*TASK OBJECTIVE*
Give the number of lines that contain the string "name", please, and nothing else.

== RECORDS PROVIDED ==

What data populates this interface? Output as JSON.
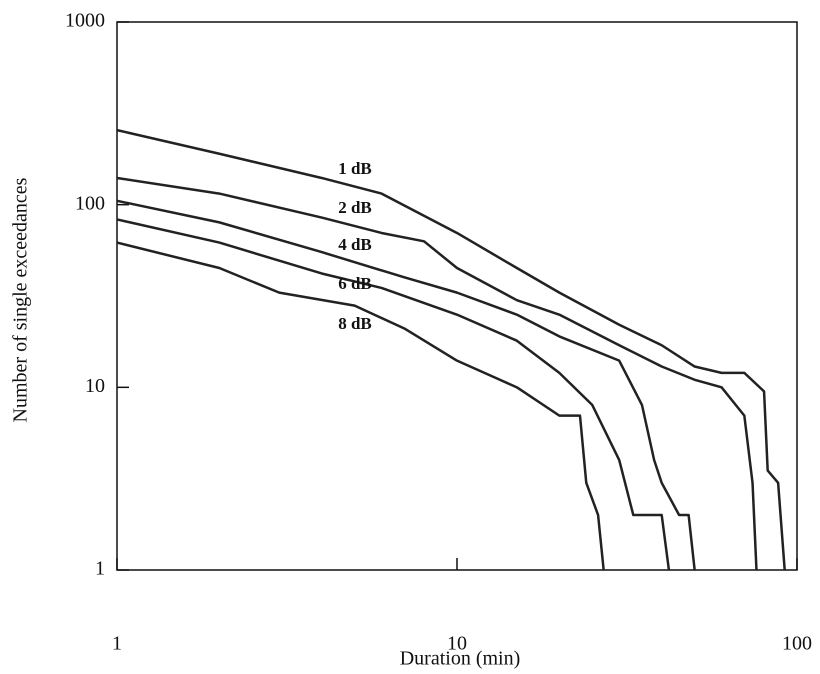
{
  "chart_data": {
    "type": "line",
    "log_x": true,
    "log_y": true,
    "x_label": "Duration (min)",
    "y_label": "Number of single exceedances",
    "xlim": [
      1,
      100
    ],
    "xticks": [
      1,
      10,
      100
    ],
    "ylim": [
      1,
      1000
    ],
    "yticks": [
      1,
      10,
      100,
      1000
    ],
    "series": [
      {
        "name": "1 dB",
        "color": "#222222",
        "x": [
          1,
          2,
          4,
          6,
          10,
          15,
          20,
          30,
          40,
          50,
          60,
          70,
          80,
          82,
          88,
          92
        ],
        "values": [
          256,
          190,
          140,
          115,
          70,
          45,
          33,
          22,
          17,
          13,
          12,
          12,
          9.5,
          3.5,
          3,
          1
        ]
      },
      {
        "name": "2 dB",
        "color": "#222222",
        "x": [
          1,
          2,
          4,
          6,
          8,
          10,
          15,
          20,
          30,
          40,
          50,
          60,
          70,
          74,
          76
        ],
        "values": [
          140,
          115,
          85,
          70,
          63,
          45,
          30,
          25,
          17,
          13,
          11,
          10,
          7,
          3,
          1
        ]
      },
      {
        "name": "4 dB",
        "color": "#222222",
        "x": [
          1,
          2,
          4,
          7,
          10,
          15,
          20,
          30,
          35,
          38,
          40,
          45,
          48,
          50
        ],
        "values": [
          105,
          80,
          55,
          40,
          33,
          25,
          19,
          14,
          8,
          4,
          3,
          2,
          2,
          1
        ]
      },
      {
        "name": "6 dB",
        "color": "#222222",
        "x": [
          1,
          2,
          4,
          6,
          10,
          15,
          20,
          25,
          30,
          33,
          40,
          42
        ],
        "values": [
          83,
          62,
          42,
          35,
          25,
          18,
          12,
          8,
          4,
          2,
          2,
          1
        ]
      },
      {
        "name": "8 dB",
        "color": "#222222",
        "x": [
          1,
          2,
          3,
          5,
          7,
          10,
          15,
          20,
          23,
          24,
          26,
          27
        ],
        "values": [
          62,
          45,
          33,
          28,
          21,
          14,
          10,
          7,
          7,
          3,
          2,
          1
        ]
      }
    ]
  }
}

===

*THE SOLUTION*
5